• GIVEN REQUEST
Copy all the entries below exactly, but not the pictures.
--- DATA LINES ---
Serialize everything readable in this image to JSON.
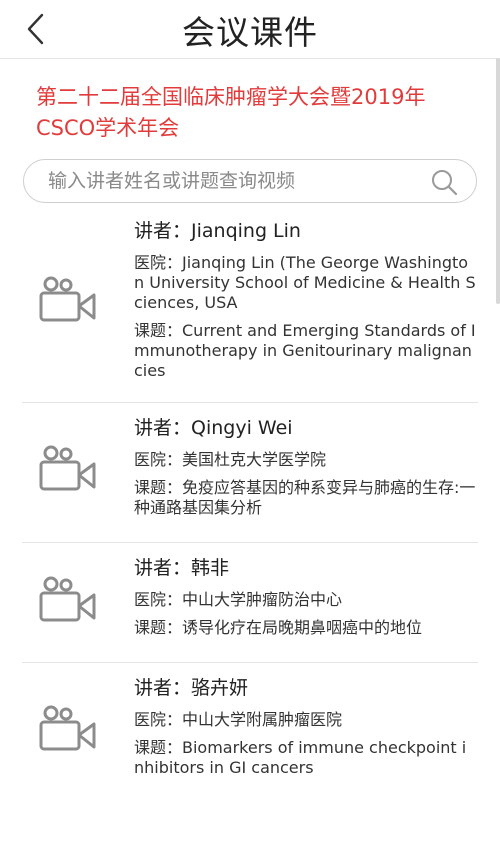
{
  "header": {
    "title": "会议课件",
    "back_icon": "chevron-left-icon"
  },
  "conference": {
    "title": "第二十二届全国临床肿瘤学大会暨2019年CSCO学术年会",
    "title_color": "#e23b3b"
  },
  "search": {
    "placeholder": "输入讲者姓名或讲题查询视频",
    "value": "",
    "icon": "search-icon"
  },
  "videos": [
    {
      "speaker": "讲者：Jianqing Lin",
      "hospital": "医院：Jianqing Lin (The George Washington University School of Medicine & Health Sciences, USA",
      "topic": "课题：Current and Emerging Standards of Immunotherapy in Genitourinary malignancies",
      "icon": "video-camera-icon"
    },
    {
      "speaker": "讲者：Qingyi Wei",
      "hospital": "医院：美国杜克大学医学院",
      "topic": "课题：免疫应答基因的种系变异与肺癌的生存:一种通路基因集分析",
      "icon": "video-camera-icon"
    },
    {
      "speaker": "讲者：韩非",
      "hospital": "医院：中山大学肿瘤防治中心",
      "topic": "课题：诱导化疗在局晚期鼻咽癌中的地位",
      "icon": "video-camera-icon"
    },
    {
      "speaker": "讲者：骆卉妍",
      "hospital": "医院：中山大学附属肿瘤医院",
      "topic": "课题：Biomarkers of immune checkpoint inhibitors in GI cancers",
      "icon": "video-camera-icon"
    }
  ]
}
---
• RESPONSE
Serialize everything readable in this image to JSON.
{
  "header": {
    "title": "会议课件",
    "back_icon": "chevron-left-icon"
  },
  "conference": {
    "title": "第二十二届全国临床肿瘤学大会暨2019年CSCO学术年会",
    "title_color": "#e23b3b"
  },
  "search": {
    "placeholder": "输入讲者姓名或讲题查询视频",
    "value": "",
    "icon": "search-icon"
  },
  "videos": [
    {
      "speaker": "讲者：Jianqing Lin",
      "hospital": "医院：Jianqing Lin (The George Washington University School of Medicine & Health Sciences, USA",
      "topic": "课题：Current and Emerging Standards of Immunotherapy in Genitourinary malignancies",
      "icon": "video-camera-icon"
    },
    {
      "speaker": "讲者：Qingyi Wei",
      "hospital": "医院：美国杜克大学医学院",
      "topic": "课题：免疫应答基因的种系变异与肺癌的生存:一种通路基因集分析",
      "icon": "video-camera-icon"
    },
    {
      "speaker": "讲者：韩非",
      "hospital": "医院：中山大学肿瘤防治中心",
      "topic": "课题：诱导化疗在局晚期鼻咽癌中的地位",
      "icon": "video-camera-icon"
    },
    {
      "speaker": "讲者：骆卉妍",
      "hospital": "医院：中山大学附属肿瘤医院",
      "topic": "课题：Biomarkers of immune checkpoint inhibitors in GI cancers",
      "icon": "video-camera-icon"
    }
  ]
}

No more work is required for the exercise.